++++ Material ++++

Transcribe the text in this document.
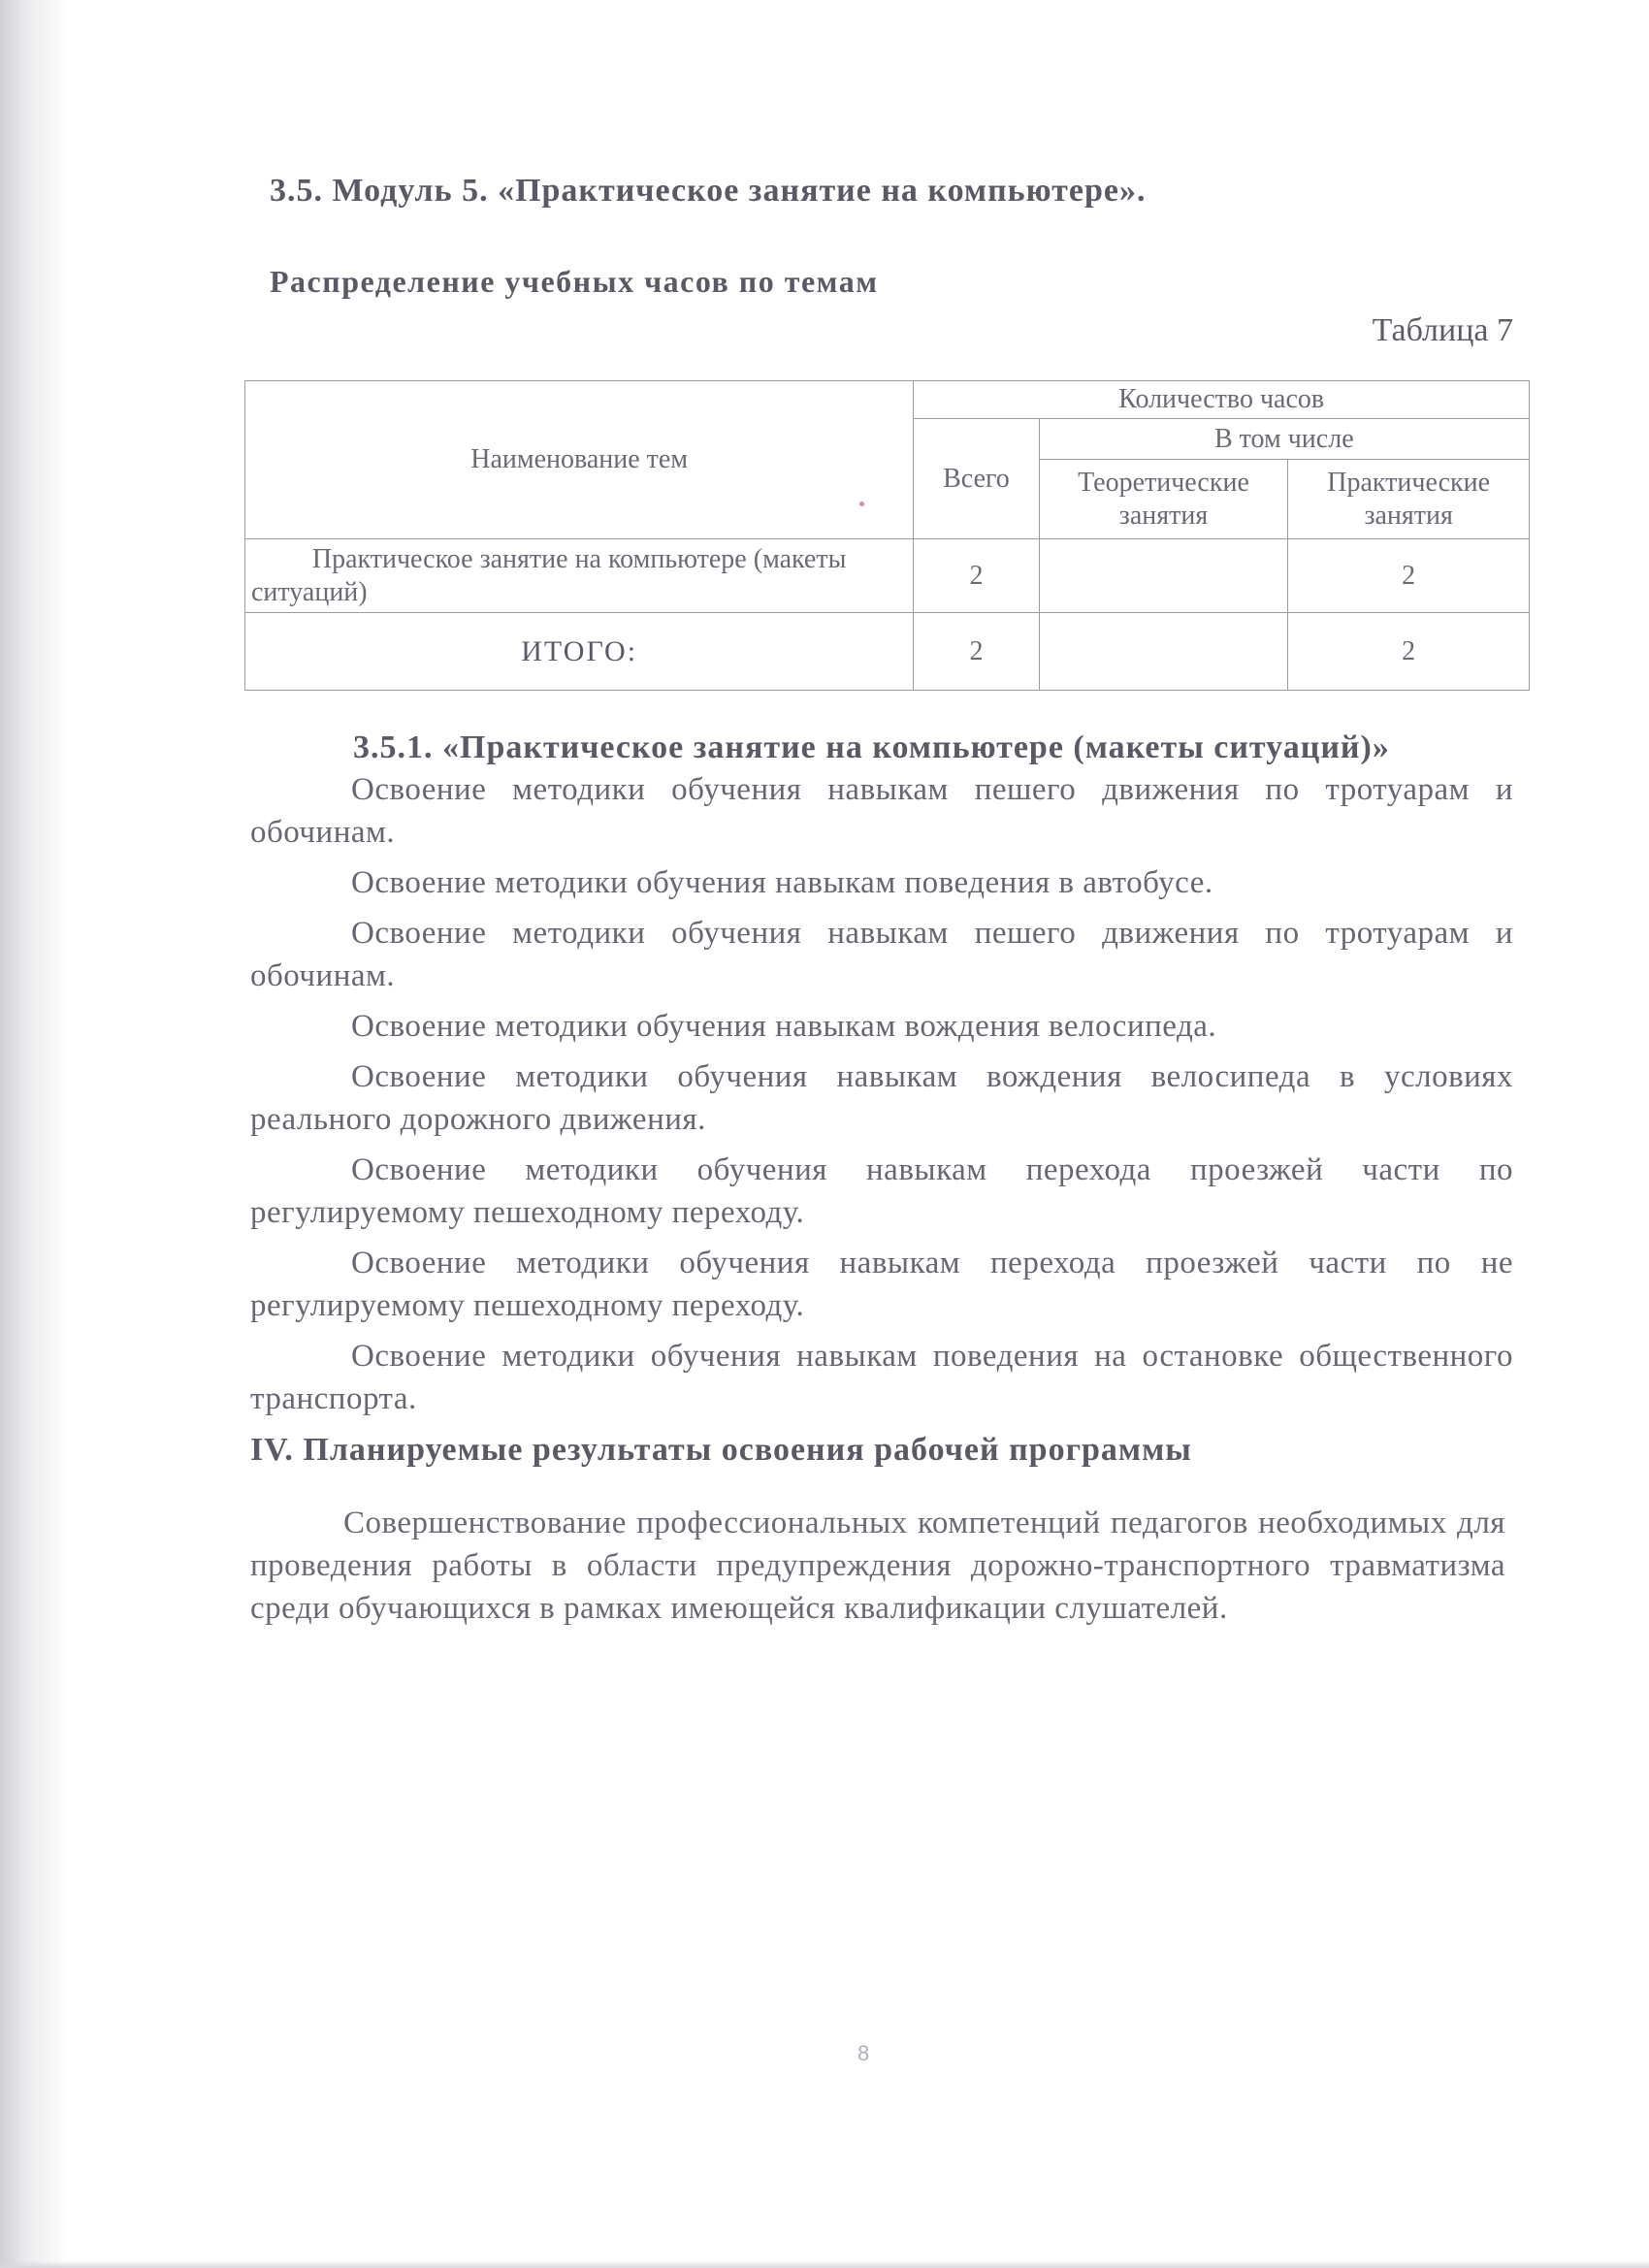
3.5. Модуль 5. «Практическое занятие на компьютере».
Распределение учебных часов по темам
Таблица 7
Наименование тем	Количество часов		
	Всего	В том числе	
		Теоретические занятия	Практические занятия
Практическое занятие на компьютере (макеты ситуаций)	2		2
ИТОГО:	2		2
3.5.1. «Практическое занятие на компьютере (макеты ситуаций)»

Освоение методики обучения навыкам пешего движения по тротуарам и обочинам.

Освоение методики обучения навыкам поведения в автобусе.

Освоение методики обучения навыкам пешего движения по тротуарам и обочинам.

Освоение методики обучения навыкам вождения велосипеда.

Освоение методики обучения навыкам вождения велосипеда в условиях реального дорожного движения.

Освоение методики обучения навыкам перехода проезжей части по регулируемому пешеходному переходу.

Освоение методики обучения навыкам перехода проезжей части по не регулируемому пешеходному переходу.

Освоение методики обучения навыкам поведения на остановке общественного транспорта.

IV. Планируемые результаты освоения рабочей программы

Совершенствование профессиональных компетенций педагогов необходимых для проведения работы в области предупреждения дорожно-транспортного травматизма среди обучающихся в рамках имеющейся квалификации слушателей.

8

++++

- Objective -
Extract all lines of the records above that include "велосипеда".

- Solution -
Освоение методики обучения навыкам вождения велосипеда.
Освоение методики обучения навыкам вождения велосипеда в условиях реального дорожного движения.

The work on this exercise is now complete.